::: SUPPLIED MATERIAL :::
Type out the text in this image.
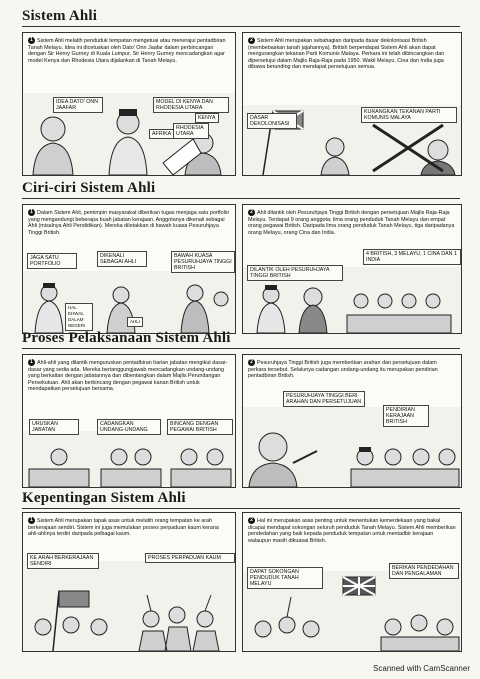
Sistem Ahli
1 Sistem Ahli melatih penduduk tempatan mengetuai atau menerajui pentadbiran Tanah Melayu. Idea ini dicetuskan oleh Dato' Onn Jaafar dalam perbincangan dengan Sir Henry Gurney di Kuala Lumpur. Sir Henry Gurney mencadangkan agar model Kenya dan Rhodesia Utara dijalankan di Tanah Melayu.
IDEA DATO' ONN JAAFAR
MODEL DI KENYA DAN RHODESIA UTARA
KENYA
AFRIKA
RHODESIA UTARA
2 Sistem Ahli merupakan sebahagian daripada dasar dekolonisasi British (membebaskan tanah jajahannya). British berpendapat Sistem Ahli akan dapat mengurangkan tekanan Parti Komunis Malaya. Perkara ini telah dibincangkan dan dipersetujui dalam Majlis Raja-Raja pada 1950. Wakil Melayu, Cina dan India juga dibawa berunding dan mendapat persetujuan semua.
DASAR DEKOLONISASI
KURANGKAN TEKANAN PARTI KOMUNIS MALAYA
Ciri-ciri Sistem Ahli
1 Dalam Sistem Ahli, pemimpin masyarakat diberikan tugas menjaga satu portfolio yang mengandungi beberapa buah jabatan kerajaan. Anggotanya dikenali sebagai Ahli (misalnya Ahli Pendidikan). Mereka diletakkan di bawah kuasa Pesuruhjaya Tinggi British.
JAGA SATU PORTFOLIO
DIKENALI SEBAGAI AHLI
BAWAH KUASA PESURUHJAYA TINGGI BRITISH
HAL EHWAL DALAM NEGERI
AHLI
2 Ahli dilantik oleh Pesuruhjaya Tinggi British dengan persetujuan Majlis Raja-Raja Melayu. Terdapat 9 orang anggota; lima orang penduduk Tanah Melayu dan empat orang pegawai British. Daripada lima orang penduduk Tanah Melayu, tiga daripadanya orang Melayu, orang Cina dan India.
DILANTIK OLEH PESURUHJAYA TINGGI BRITISH
4 BRITISH, 3 MELAYU, 1 CINA DAN 1 INDIA
Proses Pelaksanaan Sistem Ahli
1 Ahli-ahli yang dilantik menguruskan pentadbiran harian jabatan mengikut dasar-dasar yang sedia ada. Mereka bertanggungjawab mencadangkan undang-undang yang berkaitan dengan jabatannya dan dibentangkan dalam Majlis Perundangan Persekutuan. Ahli akan berbincang dengan pegawai kanan British untuk mendapatkan persetujuan bersama.
URUSKAN JABATAN
CADANGKAN UNDANG-UNDANG
BINCANG DENGAN PEGAWAI BRITISH
2 Pesuruhjaya Tinggi British juga memberikan arahan dan persetujuan dalam perkara tersebut. Selalunya cadangan undang-undang itu merupakan pendirian pentadbiran British.
PESURUHJAYA TINGGI BERI ARAHAN DAN PERSETUJUAN
PENDIRIAN KERAJAAN BRITISH
Kepentingan Sistem Ahli
1 Sistem Ahli merupakan tapak asas untuk melatih orang tempatan ke arah berkerajaan sendiri. Sistem ini juga memulakan proses perpaduan kaum kerana ahli-ahlinya terdiri daripada pelbagai kaum.
KE ARAH BERKERAJAAN SENDIRI
PROSES PERPADUAN KAUM
2 Hal ini merupakan asas penting untuk menentukan kemerdekaan yang bakal dicapai mendapat sokongan seluruh penduduk Tanah Melayu. Sistem Ahli memberikan pendedahan yang baik kepada penduduk tempatan untuk mentadbir kerajaan walaupun masih dikuasai British.
DAPAT SOKONGAN PENDUDUK TANAH MELAYU
BERIKAN PENDEDAHAN DAN PENGALAMAN
Scanned with CamScanner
:::
■ WHAT THE TASK ASKS ■
Repeat the records word for word. Any picture in them should be left out.

■ EXERCISE RESPONSE ■
Type out the text in this image.
Sistem Ahli
1 Sistem Ahli melatih penduduk tempatan mengetuai atau menerajui pentadbiran Tanah Melayu. Idea ini dicetuskan oleh Dato' Onn Jaafar dalam perbincangan dengan Sir Henry Gurney di Kuala Lumpur. Sir Henry Gurney mencadangkan agar model Kenya dan Rhodesia Utara dijalankan di Tanah Melayu.
IDEA DATO' ONN JAAFAR
MODEL DI KENYA DAN RHODESIA UTARA
KENYA
AFRIKA
RHODESIA UTARA
2 Sistem Ahli merupakan sebahagian daripada dasar dekolonisasi British (membebaskan tanah jajahannya). British berpendapat Sistem Ahli akan dapat mengurangkan tekanan Parti Komunis Malaya. Perkara ini telah dibincangkan dan dipersetujui dalam Majlis Raja-Raja pada 1950. Wakil Melayu, Cina dan India juga dibawa berunding dan mendapat persetujuan semua.
DASAR DEKOLONISASI
KURANGKAN TEKANAN PARTI KOMUNIS MALAYA
Ciri-ciri Sistem Ahli
1 Dalam Sistem Ahli, pemimpin masyarakat diberikan tugas menjaga satu portfolio yang mengandungi beberapa buah jabatan kerajaan. Anggotanya dikenali sebagai Ahli (misalnya Ahli Pendidikan). Mereka diletakkan di bawah kuasa Pesuruhjaya Tinggi British.
JAGA SATU PORTFOLIO
DIKENALI SEBAGAI AHLI
BAWAH KUASA PESURUHJAYA TINGGI BRITISH
HAL EHWAL DALAM NEGERI
AHLI
2 Ahli dilantik oleh Pesuruhjaya Tinggi British dengan persetujuan Majlis Raja-Raja Melayu. Terdapat 9 orang anggota; lima orang penduduk Tanah Melayu dan empat orang pegawai British. Daripada lima orang penduduk Tanah Melayu, tiga daripadanya orang Melayu, orang Cina dan India.
DILANTIK OLEH PESURUHJAYA TINGGI BRITISH
4 BRITISH, 3 MELAYU, 1 CINA DAN 1 INDIA
Proses Pelaksanaan Sistem Ahli
1 Ahli-ahli yang dilantik menguruskan pentadbiran harian jabatan mengikut dasar-dasar yang sedia ada. Mereka bertanggungjawab mencadangkan undang-undang yang berkaitan dengan jabatannya dan dibentangkan dalam Majlis Perundangan Persekutuan. Ahli akan berbincang dengan pegawai kanan British untuk mendapatkan persetujuan bersama.
URUSKAN JABATAN
CADANGKAN UNDANG-UNDANG
BINCANG DENGAN PEGAWAI BRITISH
2 Pesuruhjaya Tinggi British juga memberikan arahan dan persetujuan dalam perkara tersebut. Selalunya cadangan undang-undang itu merupakan pendirian pentadbiran British.
PESURUHJAYA TINGGI BERI ARAHAN DAN PERSETUJUAN
PENDIRIAN KERAJAAN BRITISH
Kepentingan Sistem Ahli
1 Sistem Ahli merupakan tapak asas untuk melatih orang tempatan ke arah berkerajaan sendiri. Sistem ini juga memulakan proses perpaduan kaum kerana ahli-ahlinya terdiri daripada pelbagai kaum.
KE ARAH BERKERAJAAN SENDIRI
PROSES PERPADUAN KAUM
2 Hal ini merupakan asas penting untuk menentukan kemerdekaan yang bakal dicapai mendapat sokongan seluruh penduduk Tanah Melayu. Sistem Ahli memberikan pendedahan yang baik kepada penduduk tempatan untuk mentadbir kerajaan walaupun masih dikuasai British.
DAPAT SOKONGAN PENDUDUK TANAH MELAYU
BERIKAN PENDEDAHAN DAN PENGALAMAN
Scanned with CamScanner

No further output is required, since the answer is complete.